=== GIVEN TASK ===
Will you give the material below again, every line exactly as it is?
#### DATA PROVIDED ####
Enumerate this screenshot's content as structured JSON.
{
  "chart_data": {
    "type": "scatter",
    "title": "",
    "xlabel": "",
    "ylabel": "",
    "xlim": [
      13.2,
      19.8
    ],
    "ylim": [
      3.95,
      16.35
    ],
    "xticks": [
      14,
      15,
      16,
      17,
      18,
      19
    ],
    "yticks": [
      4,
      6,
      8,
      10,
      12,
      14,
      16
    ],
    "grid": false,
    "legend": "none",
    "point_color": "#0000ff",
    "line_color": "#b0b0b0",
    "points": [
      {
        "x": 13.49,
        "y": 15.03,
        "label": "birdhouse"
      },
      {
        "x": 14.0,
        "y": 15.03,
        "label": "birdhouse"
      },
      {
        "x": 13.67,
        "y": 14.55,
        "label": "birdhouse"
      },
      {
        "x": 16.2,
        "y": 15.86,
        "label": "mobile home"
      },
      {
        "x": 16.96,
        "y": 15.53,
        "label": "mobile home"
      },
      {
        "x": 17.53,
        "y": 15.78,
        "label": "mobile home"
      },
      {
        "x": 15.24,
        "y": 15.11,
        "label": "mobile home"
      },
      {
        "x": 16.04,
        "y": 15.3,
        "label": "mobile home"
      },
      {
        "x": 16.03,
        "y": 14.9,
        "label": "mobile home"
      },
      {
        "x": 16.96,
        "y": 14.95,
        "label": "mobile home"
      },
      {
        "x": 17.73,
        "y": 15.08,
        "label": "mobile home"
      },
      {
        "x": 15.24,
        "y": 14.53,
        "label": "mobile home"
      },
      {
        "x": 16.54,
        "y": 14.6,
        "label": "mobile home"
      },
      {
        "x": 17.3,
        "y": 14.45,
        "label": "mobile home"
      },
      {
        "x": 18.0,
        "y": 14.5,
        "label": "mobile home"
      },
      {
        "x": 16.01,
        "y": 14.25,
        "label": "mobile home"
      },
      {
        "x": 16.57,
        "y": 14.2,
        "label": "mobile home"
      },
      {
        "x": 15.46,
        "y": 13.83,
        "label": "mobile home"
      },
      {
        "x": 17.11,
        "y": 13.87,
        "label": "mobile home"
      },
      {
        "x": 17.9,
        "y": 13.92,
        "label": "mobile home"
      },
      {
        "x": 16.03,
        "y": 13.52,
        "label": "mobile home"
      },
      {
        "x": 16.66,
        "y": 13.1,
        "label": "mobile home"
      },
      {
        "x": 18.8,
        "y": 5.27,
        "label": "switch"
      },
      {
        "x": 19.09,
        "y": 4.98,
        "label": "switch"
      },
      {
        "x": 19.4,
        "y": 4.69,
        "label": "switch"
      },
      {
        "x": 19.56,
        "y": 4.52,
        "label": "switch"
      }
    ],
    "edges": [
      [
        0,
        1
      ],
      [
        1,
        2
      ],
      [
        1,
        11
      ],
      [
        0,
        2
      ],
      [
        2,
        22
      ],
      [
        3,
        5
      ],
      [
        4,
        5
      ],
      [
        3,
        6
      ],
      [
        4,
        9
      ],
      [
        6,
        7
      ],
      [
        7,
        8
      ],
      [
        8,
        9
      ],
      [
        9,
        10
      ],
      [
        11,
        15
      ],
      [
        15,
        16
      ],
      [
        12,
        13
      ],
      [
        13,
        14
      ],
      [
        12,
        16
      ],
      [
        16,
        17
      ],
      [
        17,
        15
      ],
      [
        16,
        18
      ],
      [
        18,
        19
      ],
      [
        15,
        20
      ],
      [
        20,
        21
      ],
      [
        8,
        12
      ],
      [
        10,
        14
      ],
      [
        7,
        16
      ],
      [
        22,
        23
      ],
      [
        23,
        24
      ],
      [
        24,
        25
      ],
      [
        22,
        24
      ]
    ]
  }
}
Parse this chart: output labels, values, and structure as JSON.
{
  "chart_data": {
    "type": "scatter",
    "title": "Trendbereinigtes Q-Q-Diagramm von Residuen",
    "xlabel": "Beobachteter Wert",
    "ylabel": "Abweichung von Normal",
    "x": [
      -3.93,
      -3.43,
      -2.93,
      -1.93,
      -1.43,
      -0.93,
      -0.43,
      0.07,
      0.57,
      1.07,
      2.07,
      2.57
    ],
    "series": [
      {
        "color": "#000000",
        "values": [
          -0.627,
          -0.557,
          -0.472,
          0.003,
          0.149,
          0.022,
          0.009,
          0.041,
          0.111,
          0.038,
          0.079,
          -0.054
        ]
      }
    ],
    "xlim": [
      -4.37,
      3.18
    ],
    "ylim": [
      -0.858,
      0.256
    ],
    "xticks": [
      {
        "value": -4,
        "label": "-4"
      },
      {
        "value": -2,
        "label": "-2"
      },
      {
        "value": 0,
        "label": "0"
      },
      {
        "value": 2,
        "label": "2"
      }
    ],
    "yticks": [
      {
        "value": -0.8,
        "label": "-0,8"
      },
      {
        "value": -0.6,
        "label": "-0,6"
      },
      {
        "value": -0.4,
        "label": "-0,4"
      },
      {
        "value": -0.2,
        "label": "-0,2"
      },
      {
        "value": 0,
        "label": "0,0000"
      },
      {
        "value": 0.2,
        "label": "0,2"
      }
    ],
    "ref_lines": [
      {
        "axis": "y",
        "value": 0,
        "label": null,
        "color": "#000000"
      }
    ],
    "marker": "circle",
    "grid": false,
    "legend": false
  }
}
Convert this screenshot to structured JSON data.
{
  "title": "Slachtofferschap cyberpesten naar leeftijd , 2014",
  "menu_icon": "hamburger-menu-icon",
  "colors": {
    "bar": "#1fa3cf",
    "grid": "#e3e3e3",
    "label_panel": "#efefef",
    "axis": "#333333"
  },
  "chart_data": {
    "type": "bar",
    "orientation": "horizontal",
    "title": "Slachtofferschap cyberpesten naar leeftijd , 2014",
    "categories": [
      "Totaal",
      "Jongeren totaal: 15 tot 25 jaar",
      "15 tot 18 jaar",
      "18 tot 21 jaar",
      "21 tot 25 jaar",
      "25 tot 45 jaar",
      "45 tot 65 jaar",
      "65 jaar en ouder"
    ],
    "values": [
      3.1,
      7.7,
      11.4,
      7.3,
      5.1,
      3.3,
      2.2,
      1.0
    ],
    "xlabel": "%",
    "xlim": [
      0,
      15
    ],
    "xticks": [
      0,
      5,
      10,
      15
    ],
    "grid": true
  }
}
####
=== ANSWER TO THIS TASK ===
Enumerate this screenshot's content as structured JSON.
{
  "chart_data": {
    "type": "scatter",
    "title": "",
    "xlabel": "",
    "ylabel": "",
    "xlim": [
      13.2,
      19.8
    ],
    "ylim": [
      3.95,
      16.35
    ],
    "xticks": [
      14,
      15,
      16,
      17,
      18,
      19
    ],
    "yticks": [
      4,
      6,
      8,
      10,
      12,
      14,
      16
    ],
    "grid": false,
    "legend": "none",
    "point_color": "#0000ff",
    "line_color": "#b0b0b0",
    "points": [
      {
        "x": 13.49,
        "y": 15.03,
        "label": "birdhouse"
      },
      {
        "x": 14.0,
        "y": 15.03,
        "label": "birdhouse"
      },
      {
        "x": 13.67,
        "y": 14.55,
        "label": "birdhouse"
      },
      {
        "x": 16.2,
        "y": 15.86,
        "label": "mobile home"
      },
      {
        "x": 16.96,
        "y": 15.53,
        "label": "mobile home"
      },
      {
        "x": 17.53,
        "y": 15.78,
        "label": "mobile home"
      },
      {
        "x": 15.24,
        "y": 15.11,
        "label": "mobile home"
      },
      {
        "x": 16.04,
        "y": 15.3,
        "label": "mobile home"
      },
      {
        "x": 16.03,
        "y": 14.9,
        "label": "mobile home"
      },
      {
        "x": 16.96,
        "y": 14.95,
        "label": "mobile home"
      },
      {
        "x": 17.73,
        "y": 15.08,
        "label": "mobile home"
      },
      {
        "x": 15.24,
        "y": 14.53,
        "label": "mobile home"
      },
      {
        "x": 16.54,
        "y": 14.6,
        "label": "mobile home"
      },
      {
        "x": 17.3,
        "y": 14.45,
        "label": "mobile home"
      },
      {
        "x": 18.0,
        "y": 14.5,
        "label": "mobile home"
      },
      {
        "x": 16.01,
        "y": 14.25,
        "label": "mobile home"
      },
      {
        "x": 16.57,
        "y": 14.2,
        "label": "mobile home"
      },
      {
        "x": 15.46,
        "y": 13.83,
        "label": "mobile home"
      },
      {
        "x": 17.11,
        "y": 13.87,
        "label": "mobile home"
      },
      {
        "x": 17.9,
        "y": 13.92,
        "label": "mobile home"
      },
      {
        "x": 16.03,
        "y": 13.52,
        "label": "mobile home"
      },
      {
        "x": 16.66,
        "y": 13.1,
        "label": "mobile home"
      },
      {
        "x": 18.8,
        "y": 5.27,
        "label": "switch"
      },
      {
        "x": 19.09,
        "y": 4.98,
        "label": "switch"
      },
      {
        "x": 19.4,
        "y": 4.69,
        "label": "switch"
      },
      {
        "x": 19.56,
        "y": 4.52,
        "label": "switch"
      }
    ],
    "edges": [
      [
        0,
        1
      ],
      [
        1,
        2
      ],
      [
        1,
        11
      ],
      [
        0,
        2
      ],
      [
        2,
        22
      ],
      [
        3,
        5
      ],
      [
        4,
        5
      ],
      [
        3,
        6
      ],
      [
        4,
        9
      ],
      [
        6,
        7
      ],
      [
        7,
        8
      ],
      [
        8,
        9
      ],
      [
        9,
        10
      ],
      [
        11,
        15
      ],
      [
        15,
        16
      ],
      [
        12,
        13
      ],
      [
        13,
        14
      ],
      [
        12,
        16
      ],
      [
        16,
        17
      ],
      [
        17,
        15
      ],
      [
        16,
        18
      ],
      [
        18,
        19
      ],
      [
        15,
        20
      ],
      [
        20,
        21
      ],
      [
        8,
        12
      ],
      [
        10,
        14
      ],
      [
        7,
        16
      ],
      [
        22,
        23
      ],
      [
        23,
        24
      ],
      [
        24,
        25
      ],
      [
        22,
        24
      ]
    ]
  }
}
Parse this chart: output labels, values, and structure as JSON.
{
  "chart_data": {
    "type": "scatter",
    "title": "Trendbereinigtes Q-Q-Diagramm von Residuen",
    "xlabel": "Beobachteter Wert",
    "ylabel": "Abweichung von Normal",
    "x": [
      -3.93,
      -3.43,
      -2.93,
      -1.93,
      -1.43,
      -0.93,
      -0.43,
      0.07,
      0.57,
      1.07,
      2.07,
      2.57
    ],
    "series": [
      {
        "color": "#000000",
        "values": [
          -0.627,
          -0.557,
          -0.472,
          0.003,
          0.149,
          0.022,
          0.009,
          0.041,
          0.111,
          0.038,
          0.079,
          -0.054
        ]
      }
    ],
    "xlim": [
      -4.37,
      3.18
    ],
    "ylim": [
      -0.858,
      0.256
    ],
    "xticks": [
      {
        "value": -4,
        "label": "-4"
      },
      {
        "value": -2,
        "label": "-2"
      },
      {
        "value": 0,
        "label": "0"
      },
      {
        "value": 2,
        "label": "2"
      }
    ],
    "yticks": [
      {
        "value": -0.8,
        "label": "-0,8"
      },
      {
        "value": -0.6,
        "label": "-0,6"
      },
      {
        "value": -0.4,
        "label": "-0,4"
      },
      {
        "value": -0.2,
        "label": "-0,2"
      },
      {
        "value": 0,
        "label": "0,0000"
      },
      {
        "value": 0.2,
        "label": "0,2"
      }
    ],
    "ref_lines": [
      {
        "axis": "y",
        "value": 0,
        "label": null,
        "color": "#000000"
      }
    ],
    "marker": "circle",
    "grid": false,
    "legend": false
  }
}
Convert this screenshot to structured JSON data.
{
  "title": "Slachtofferschap cyberpesten naar leeftijd , 2014",
  "menu_icon": "hamburger-menu-icon",
  "colors": {
    "bar": "#1fa3cf",
    "grid": "#e3e3e3",
    "label_panel": "#efefef",
    "axis": "#333333"
  },
  "chart_data": {
    "type": "bar",
    "orientation": "horizontal",
    "title": "Slachtofferschap cyberpesten naar leeftijd , 2014",
    "categories": [
      "Totaal",
      "Jongeren totaal: 15 tot 25 jaar",
      "15 tot 18 jaar",
      "18 tot 21 jaar",
      "21 tot 25 jaar",
      "25 tot 45 jaar",
      "45 tot 65 jaar",
      "65 jaar en ouder"
    ],
    "values": [
      3.1,
      7.7,
      11.4,
      7.3,
      5.1,
      3.3,
      2.2,
      1.0
    ],
    "xlabel": "%",
    "xlim": [
      0,
      15
    ],
    "xticks": [
      0,
      5,
      10,
      15
    ],
    "grid": true
  }
}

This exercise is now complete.